▶ TASK STATEMENT
Spot every line with the word "this" and return it.

▶ DATA LISTING
* * * *

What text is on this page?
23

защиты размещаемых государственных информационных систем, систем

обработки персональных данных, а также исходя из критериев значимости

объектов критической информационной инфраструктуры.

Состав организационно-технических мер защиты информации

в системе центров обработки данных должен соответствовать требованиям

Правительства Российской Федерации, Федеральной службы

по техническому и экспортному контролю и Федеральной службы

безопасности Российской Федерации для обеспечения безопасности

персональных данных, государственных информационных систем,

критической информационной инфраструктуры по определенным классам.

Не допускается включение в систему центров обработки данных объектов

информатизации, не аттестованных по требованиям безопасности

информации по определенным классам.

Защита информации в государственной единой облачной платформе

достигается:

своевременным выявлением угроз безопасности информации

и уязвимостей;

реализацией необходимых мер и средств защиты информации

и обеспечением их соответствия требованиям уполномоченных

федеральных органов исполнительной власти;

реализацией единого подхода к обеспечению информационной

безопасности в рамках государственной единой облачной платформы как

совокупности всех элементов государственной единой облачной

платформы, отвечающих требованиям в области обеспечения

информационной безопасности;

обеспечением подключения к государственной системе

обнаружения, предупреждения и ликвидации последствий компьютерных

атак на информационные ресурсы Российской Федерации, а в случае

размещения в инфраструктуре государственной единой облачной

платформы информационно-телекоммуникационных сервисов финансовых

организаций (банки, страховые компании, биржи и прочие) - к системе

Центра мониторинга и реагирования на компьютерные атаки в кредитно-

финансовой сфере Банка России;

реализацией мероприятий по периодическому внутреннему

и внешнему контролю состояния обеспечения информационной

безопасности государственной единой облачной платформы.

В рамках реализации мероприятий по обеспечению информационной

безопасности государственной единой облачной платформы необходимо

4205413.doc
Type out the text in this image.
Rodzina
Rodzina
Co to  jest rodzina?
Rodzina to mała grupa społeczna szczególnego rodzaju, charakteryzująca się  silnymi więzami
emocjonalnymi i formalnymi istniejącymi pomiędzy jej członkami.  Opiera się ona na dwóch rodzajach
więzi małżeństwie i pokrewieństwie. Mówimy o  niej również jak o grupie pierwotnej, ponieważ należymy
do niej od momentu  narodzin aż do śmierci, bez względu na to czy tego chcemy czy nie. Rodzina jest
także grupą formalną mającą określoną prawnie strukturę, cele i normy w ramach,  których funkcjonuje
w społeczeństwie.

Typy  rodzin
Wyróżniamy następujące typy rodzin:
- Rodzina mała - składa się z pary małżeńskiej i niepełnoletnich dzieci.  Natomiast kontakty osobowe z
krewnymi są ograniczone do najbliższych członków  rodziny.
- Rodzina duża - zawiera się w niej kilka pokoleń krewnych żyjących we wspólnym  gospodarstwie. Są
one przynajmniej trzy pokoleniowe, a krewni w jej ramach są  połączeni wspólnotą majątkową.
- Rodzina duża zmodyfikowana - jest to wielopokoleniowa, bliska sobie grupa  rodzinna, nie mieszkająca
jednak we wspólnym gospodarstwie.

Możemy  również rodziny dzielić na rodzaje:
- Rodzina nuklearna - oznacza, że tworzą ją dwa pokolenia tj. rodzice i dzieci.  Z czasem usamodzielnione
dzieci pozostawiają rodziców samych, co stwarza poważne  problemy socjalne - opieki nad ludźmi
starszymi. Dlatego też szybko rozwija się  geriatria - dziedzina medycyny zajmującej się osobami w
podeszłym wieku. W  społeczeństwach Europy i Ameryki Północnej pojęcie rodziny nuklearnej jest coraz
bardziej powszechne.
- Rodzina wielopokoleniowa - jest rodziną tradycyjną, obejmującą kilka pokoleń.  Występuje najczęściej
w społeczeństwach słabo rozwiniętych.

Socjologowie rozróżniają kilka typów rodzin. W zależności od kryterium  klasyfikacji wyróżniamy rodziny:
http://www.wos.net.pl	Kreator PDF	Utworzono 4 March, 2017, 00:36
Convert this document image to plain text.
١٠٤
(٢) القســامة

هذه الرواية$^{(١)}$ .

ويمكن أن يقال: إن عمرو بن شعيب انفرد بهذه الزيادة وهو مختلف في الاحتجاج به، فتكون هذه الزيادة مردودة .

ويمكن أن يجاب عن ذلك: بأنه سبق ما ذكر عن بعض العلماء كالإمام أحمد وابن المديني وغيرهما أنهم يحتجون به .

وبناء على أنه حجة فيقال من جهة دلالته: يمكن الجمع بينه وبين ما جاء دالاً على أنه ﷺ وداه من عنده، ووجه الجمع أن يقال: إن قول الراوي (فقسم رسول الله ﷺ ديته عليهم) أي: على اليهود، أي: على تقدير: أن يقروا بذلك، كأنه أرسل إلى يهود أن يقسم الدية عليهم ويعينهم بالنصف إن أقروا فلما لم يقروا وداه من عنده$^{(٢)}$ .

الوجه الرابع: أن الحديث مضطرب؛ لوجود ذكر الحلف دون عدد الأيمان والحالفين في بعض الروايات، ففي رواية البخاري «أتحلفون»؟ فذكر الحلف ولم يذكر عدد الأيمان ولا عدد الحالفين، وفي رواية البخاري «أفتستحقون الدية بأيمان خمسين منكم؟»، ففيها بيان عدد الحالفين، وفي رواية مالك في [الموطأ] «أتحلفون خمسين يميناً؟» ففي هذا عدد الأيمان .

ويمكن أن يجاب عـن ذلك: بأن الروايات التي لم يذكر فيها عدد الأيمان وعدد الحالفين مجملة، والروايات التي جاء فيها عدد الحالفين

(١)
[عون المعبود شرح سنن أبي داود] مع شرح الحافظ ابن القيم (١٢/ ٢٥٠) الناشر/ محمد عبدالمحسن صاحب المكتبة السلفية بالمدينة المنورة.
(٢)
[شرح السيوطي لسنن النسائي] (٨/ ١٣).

* * * *

▶ EXERCISE RESULT
What text is on this page?
Type out the text in this image.
Convert this document image to plain text.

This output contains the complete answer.